Task details:
Write the data out again exactly, with no pictures.

Supplied entries:
+---+

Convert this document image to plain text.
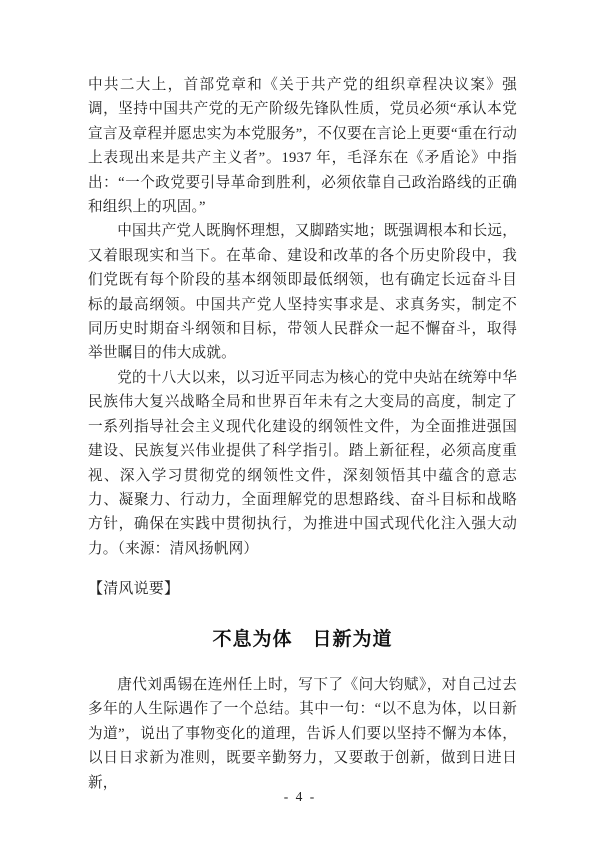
中共二大上，首部党章和《关于共产党的组织章程决议案》强调，坚持中国共产党的无产阶级先锋队性质，党员必须“承认本党宣言及章程并愿忠实为本党服务”，不仅要在言论上更要“重在行动上表现出来是共产主义者”。1937 年，毛泽东在《矛盾论》中指出：“一个政党要引导革命到胜利，必须依靠自己政治路线的正确和组织上的巩固。”

中国共产党人既胸怀理想，又脚踏实地；既强调根本和长远，又着眼现实和当下。在革命、建设和改革的各个历史阶段中，我们党既有每个阶段的基本纲领即最低纲领，也有确定长远奋斗目标的最高纲领。中国共产党人坚持实事求是、求真务实，制定不同历史时期奋斗纲领和目标，带领人民群众一起不懈奋斗，取得举世瞩目的伟大成就。

党的十八大以来，以习近平同志为核心的党中央站在统筹中华民族伟大复兴战略全局和世界百年未有之大变局的高度，制定了一系列指导社会主义现代化建设的纲领性文件，为全面推进强国建设、民族复兴伟业提供了科学指引。踏上新征程，必须高度重视、深入学习贯彻党的纲领性文件，深刻领悟其中蕴含的意志力、凝聚力、行动力，全面理解党的思想路线、奋斗目标和战略方针，确保在实践中贯彻执行，为推进中国式现代化注入强大动力。（来源：清风扬帆网）

【清风说要】

不息为体　日新为道

唐代刘禹锡在连州任上时，写下了《问大钧赋》，对自己过去多年的人生际遇作了一个总结。其中一句：“以不息为体，以日新为道”，说出了事物变化的道理，告诉人们要以坚持不懈为本体，以日日求新为准则，既要辛勤努力，又要敢于创新，做到日进日新，

- 4 -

+---+

Answer for this exercise:
Convert this document image to plain text.
中共二大上，首部党章和《关于共产党的组织章程决议案》强调，坚持中国共产党的无产阶级先锋队性质，党员必须“承认本党宣言及章程并愿忠实为本党服务”，不仅要在言论上更要“重在行动上表现出来是共产主义者”。1937 年，毛泽东在《矛盾论》中指出：“一个政党要引导革命到胜利，必须依靠自己政治路线的正确和组织上的巩固。”

中国共产党人既胸怀理想，又脚踏实地；既强调根本和长远，又着眼现实和当下。在革命、建设和改革的各个历史阶段中，我们党既有每个阶段的基本纲领即最低纲领，也有确定长远奋斗目标的最高纲领。中国共产党人坚持实事求是、求真务实，制定不同历史时期奋斗纲领和目标，带领人民群众一起不懈奋斗，取得举世瞩目的伟大成就。

党的十八大以来，以习近平同志为核心的党中央站在统筹中华民族伟大复兴战略全局和世界百年未有之大变局的高度，制定了一系列指导社会主义现代化建设的纲领性文件，为全面推进强国建设、民族复兴伟业提供了科学指引。踏上新征程，必须高度重视、深入学习贯彻党的纲领性文件，深刻领悟其中蕴含的意志力、凝聚力、行动力，全面理解党的思想路线、奋斗目标和战略方针，确保在实践中贯彻执行，为推进中国式现代化注入强大动力。（来源：清风扬帆网）

【清风说要】

不息为体　日新为道

唐代刘禹锡在连州任上时，写下了《问大钧赋》，对自己过去多年的人生际遇作了一个总结。其中一句：“以不息为体，以日新为道”，说出了事物变化的道理，告诉人们要以坚持不懈为本体，以日日求新为准则，既要辛勤努力，又要敢于创新，做到日进日新，

- 4 -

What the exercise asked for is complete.